Collected data

— BEGIN —

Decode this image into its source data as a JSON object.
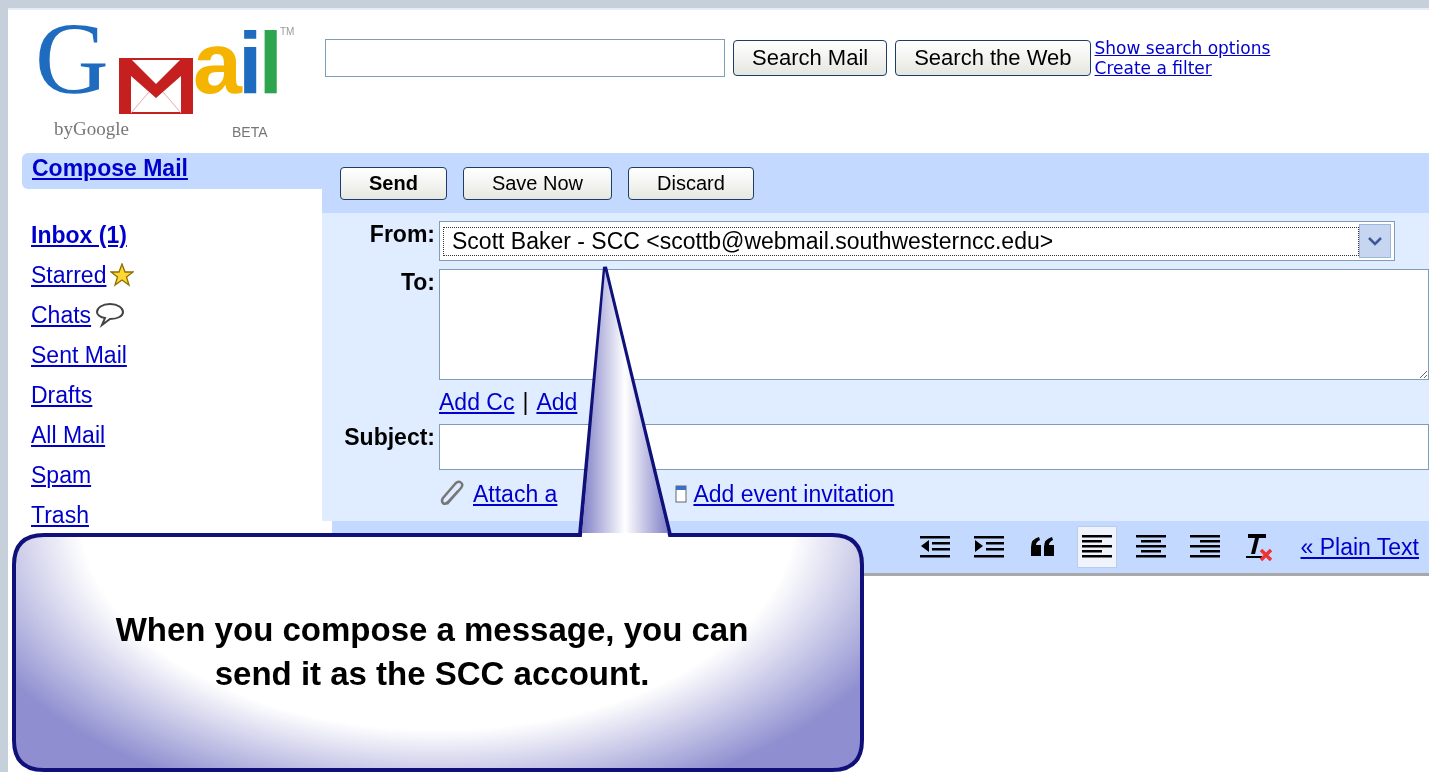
{
  "logo": {
    "first": "G",
    "rest": "ail",
    "tm": "TM",
    "byline": "byGoogle",
    "beta": "BETA"
  },
  "search": {
    "buttons": [
      "Search Mail",
      "Search the Web"
    ],
    "links": [
      "Show search options",
      "Create a filter"
    ]
  },
  "sidebar": {
    "compose": "Compose Mail",
    "items": [
      {
        "label": "Inbox (1)",
        "unread": true,
        "kind": "plain"
      },
      {
        "label": "Starred",
        "unread": false,
        "kind": "star"
      },
      {
        "label": "Chats",
        "unread": false,
        "kind": "chat"
      },
      {
        "label": "Sent Mail",
        "unread": false,
        "kind": "plain"
      },
      {
        "label": "Drafts",
        "unread": false,
        "kind": "plain"
      },
      {
        "label": "All Mail",
        "unread": false,
        "kind": "plain"
      },
      {
        "label": "Spam",
        "unread": false,
        "kind": "plain"
      },
      {
        "label": "Trash",
        "unread": false,
        "kind": "plain"
      }
    ]
  },
  "actions": [
    {
      "label": "Send",
      "primary": true
    },
    {
      "label": "Save Now",
      "primary": false
    },
    {
      "label": "Discard",
      "primary": false
    }
  ],
  "compose": {
    "from_label": "From:",
    "from_value": "Scott Baker - SCC <scottb@webmail.southwesterncc.edu>",
    "to_label": "To:",
    "cc_links": [
      "Add Cc",
      "Add"
    ],
    "cc_separator": "|",
    "subject_label": "Subject:",
    "attach_link": "Attach a",
    "event_link": "Add event invitation"
  },
  "format_toolbar": {
    "tools": [
      {
        "kind": "outdent",
        "selected": false
      },
      {
        "kind": "indent",
        "selected": false
      },
      {
        "kind": "quote",
        "selected": false
      },
      {
        "kind": "align-left",
        "selected": true
      },
      {
        "kind": "align-center",
        "selected": false
      },
      {
        "kind": "align-right",
        "selected": false
      },
      {
        "kind": "clear-format",
        "selected": false
      }
    ],
    "plain_text_link": "« Plain Text"
  },
  "callout": {
    "lines": [
      "When you compose a message, you can",
      "send it as the SCC account."
    ]
  }
}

— END —

■ Task requirements
Copy the listing word for word, excluding its pictures.

■ Task answer
Decode this image into its source data as a JSON object.
{
  "logo": {
    "first": "G",
    "rest": "ail",
    "tm": "TM",
    "byline": "byGoogle",
    "beta": "BETA"
  },
  "search": {
    "buttons": [
      "Search Mail",
      "Search the Web"
    ],
    "links": [
      "Show search options",
      "Create a filter"
    ]
  },
  "sidebar": {
    "compose": "Compose Mail",
    "items": [
      {
        "label": "Inbox (1)",
        "unread": true,
        "kind": "plain"
      },
      {
        "label": "Starred",
        "unread": false,
        "kind": "star"
      },
      {
        "label": "Chats",
        "unread": false,
        "kind": "chat"
      },
      {
        "label": "Sent Mail",
        "unread": false,
        "kind": "plain"
      },
      {
        "label": "Drafts",
        "unread": false,
        "kind": "plain"
      },
      {
        "label": "All Mail",
        "unread": false,
        "kind": "plain"
      },
      {
        "label": "Spam",
        "unread": false,
        "kind": "plain"
      },
      {
        "label": "Trash",
        "unread": false,
        "kind": "plain"
      }
    ]
  },
  "actions": [
    {
      "label": "Send",
      "primary": true
    },
    {
      "label": "Save Now",
      "primary": false
    },
    {
      "label": "Discard",
      "primary": false
    }
  ],
  "compose": {
    "from_label": "From:",
    "from_value": "Scott Baker - SCC <scottb@webmail.southwesterncc.edu>",
    "to_label": "To:",
    "cc_links": [
      "Add Cc",
      "Add"
    ],
    "cc_separator": "|",
    "subject_label": "Subject:",
    "attach_link": "Attach a",
    "event_link": "Add event invitation"
  },
  "format_toolbar": {
    "tools": [
      {
        "kind": "outdent",
        "selected": false
      },
      {
        "kind": "indent",
        "selected": false
      },
      {
        "kind": "quote",
        "selected": false
      },
      {
        "kind": "align-left",
        "selected": true
      },
      {
        "kind": "align-center",
        "selected": false
      },
      {
        "kind": "align-right",
        "selected": false
      },
      {
        "kind": "clear-format",
        "selected": false
      }
    ],
    "plain_text_link": "« Plain Text"
  },
  "callout": {
    "lines": [
      "When you compose a message, you can",
      "send it as the SCC account."
    ]
  }
}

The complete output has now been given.